WHAT IS BEING ASKED: Return every line of the data below that includes the string "وعنه".

SUPPLIED DATA:
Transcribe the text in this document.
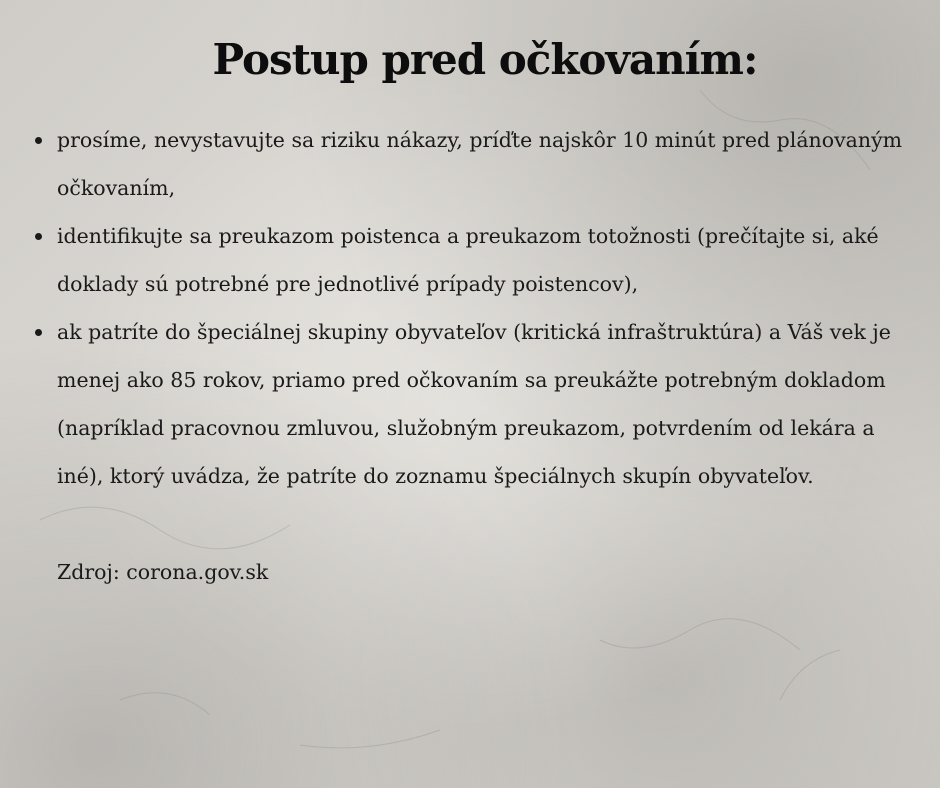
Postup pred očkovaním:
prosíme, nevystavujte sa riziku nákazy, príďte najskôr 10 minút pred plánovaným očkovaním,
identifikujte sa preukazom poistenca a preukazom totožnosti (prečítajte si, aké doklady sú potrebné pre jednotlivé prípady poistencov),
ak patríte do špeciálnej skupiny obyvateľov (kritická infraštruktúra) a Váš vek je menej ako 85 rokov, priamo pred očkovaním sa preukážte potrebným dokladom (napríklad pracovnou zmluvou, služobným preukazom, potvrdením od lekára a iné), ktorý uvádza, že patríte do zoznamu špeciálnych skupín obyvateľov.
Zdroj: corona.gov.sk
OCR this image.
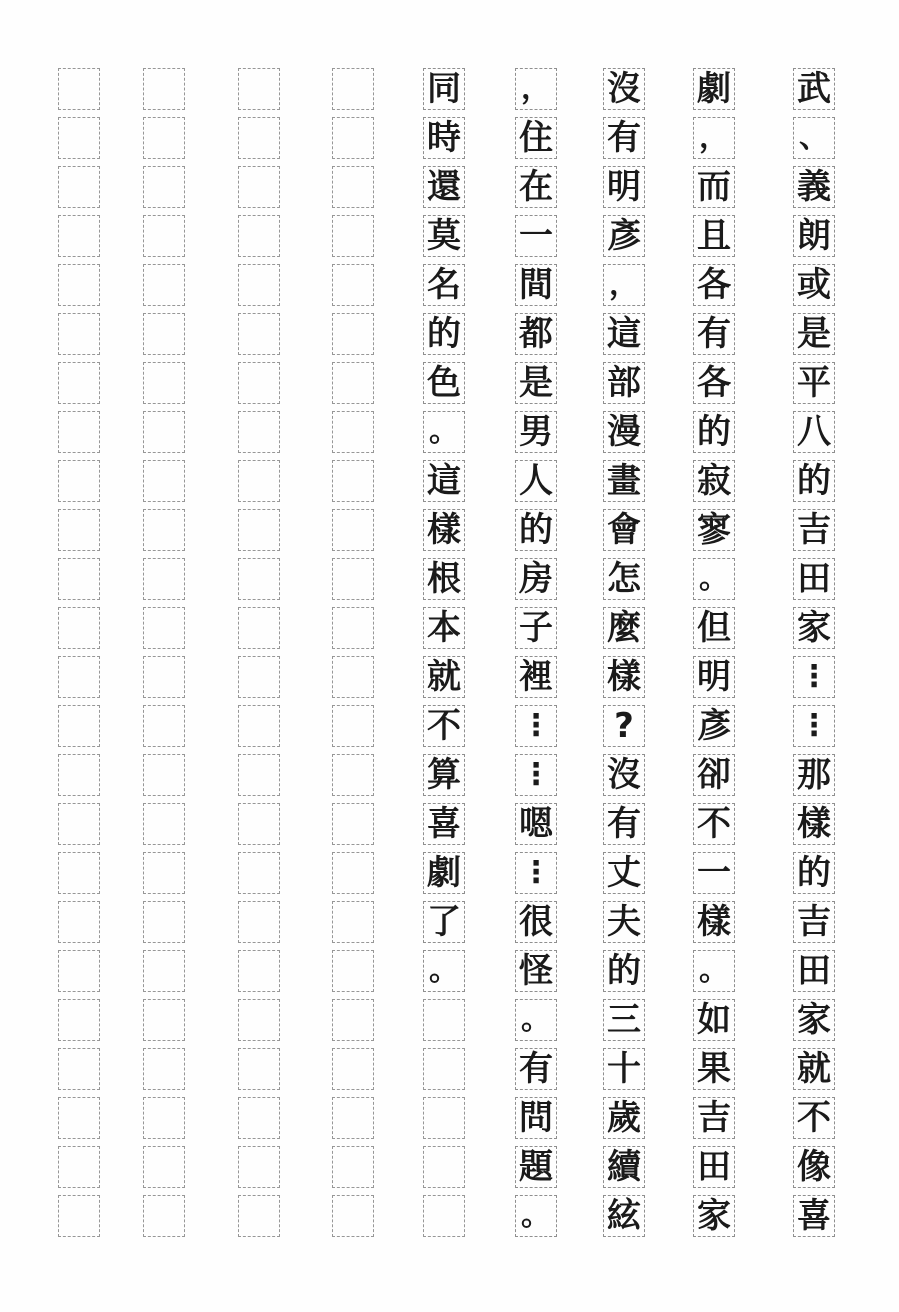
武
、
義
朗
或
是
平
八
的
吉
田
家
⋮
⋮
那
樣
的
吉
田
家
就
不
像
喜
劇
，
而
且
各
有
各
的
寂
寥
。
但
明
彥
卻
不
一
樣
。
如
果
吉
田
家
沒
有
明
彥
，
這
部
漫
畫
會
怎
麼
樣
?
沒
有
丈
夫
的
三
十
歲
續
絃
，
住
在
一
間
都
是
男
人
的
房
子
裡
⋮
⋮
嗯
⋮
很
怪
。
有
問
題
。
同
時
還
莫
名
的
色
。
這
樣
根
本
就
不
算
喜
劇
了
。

--

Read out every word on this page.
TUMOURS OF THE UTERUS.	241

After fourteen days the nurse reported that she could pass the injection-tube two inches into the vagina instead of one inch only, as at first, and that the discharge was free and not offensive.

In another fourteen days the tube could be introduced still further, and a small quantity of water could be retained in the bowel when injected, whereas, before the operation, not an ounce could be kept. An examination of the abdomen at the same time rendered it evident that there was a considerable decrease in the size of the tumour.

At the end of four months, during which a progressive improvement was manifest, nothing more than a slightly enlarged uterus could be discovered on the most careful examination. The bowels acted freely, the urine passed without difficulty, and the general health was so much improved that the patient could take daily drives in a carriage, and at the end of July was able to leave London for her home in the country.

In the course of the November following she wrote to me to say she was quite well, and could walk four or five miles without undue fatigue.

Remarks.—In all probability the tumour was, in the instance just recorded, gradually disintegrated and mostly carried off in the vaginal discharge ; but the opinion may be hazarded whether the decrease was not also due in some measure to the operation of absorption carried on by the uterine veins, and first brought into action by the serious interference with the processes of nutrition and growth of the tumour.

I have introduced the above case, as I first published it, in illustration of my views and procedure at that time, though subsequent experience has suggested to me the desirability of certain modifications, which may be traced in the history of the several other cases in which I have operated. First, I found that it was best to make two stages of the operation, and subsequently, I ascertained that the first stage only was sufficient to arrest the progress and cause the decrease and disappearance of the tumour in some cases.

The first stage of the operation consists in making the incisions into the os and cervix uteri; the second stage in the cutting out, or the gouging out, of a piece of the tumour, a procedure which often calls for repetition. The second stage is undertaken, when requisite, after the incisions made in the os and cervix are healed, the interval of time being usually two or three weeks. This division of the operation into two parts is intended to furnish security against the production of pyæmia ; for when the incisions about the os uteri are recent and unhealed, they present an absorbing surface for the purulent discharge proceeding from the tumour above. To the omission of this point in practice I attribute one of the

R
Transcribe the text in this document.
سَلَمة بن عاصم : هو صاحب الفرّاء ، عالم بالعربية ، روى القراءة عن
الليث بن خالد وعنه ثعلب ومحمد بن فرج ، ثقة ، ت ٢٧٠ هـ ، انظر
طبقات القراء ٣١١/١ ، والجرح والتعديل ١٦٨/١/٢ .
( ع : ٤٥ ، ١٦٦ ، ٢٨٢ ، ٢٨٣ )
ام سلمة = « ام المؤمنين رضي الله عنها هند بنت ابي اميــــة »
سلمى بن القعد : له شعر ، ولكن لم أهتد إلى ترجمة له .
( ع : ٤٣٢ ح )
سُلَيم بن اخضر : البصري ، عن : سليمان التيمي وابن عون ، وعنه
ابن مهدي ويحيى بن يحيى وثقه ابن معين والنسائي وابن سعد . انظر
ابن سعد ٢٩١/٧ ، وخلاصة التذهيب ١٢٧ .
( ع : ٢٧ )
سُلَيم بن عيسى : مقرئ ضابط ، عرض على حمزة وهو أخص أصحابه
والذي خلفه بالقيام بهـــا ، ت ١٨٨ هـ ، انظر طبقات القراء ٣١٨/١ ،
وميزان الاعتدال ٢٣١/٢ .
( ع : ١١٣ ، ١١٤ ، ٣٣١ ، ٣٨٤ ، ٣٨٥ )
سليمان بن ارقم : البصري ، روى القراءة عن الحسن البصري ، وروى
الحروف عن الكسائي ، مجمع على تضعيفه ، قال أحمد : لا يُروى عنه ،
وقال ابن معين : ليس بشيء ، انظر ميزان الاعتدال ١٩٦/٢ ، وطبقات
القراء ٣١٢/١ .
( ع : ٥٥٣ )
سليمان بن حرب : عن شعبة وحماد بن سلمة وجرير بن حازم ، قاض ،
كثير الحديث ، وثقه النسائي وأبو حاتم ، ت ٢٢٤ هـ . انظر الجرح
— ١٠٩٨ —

THE RESPONSE:
الليث بن خالد وعنه ثعلب ومحمد بن فرج ، ثقة ، ت ٢٧٠ هـ ، انظر
سُلَيم بن اخضر : البصري ، عن : سليمان التيمي وابن عون ، وعنه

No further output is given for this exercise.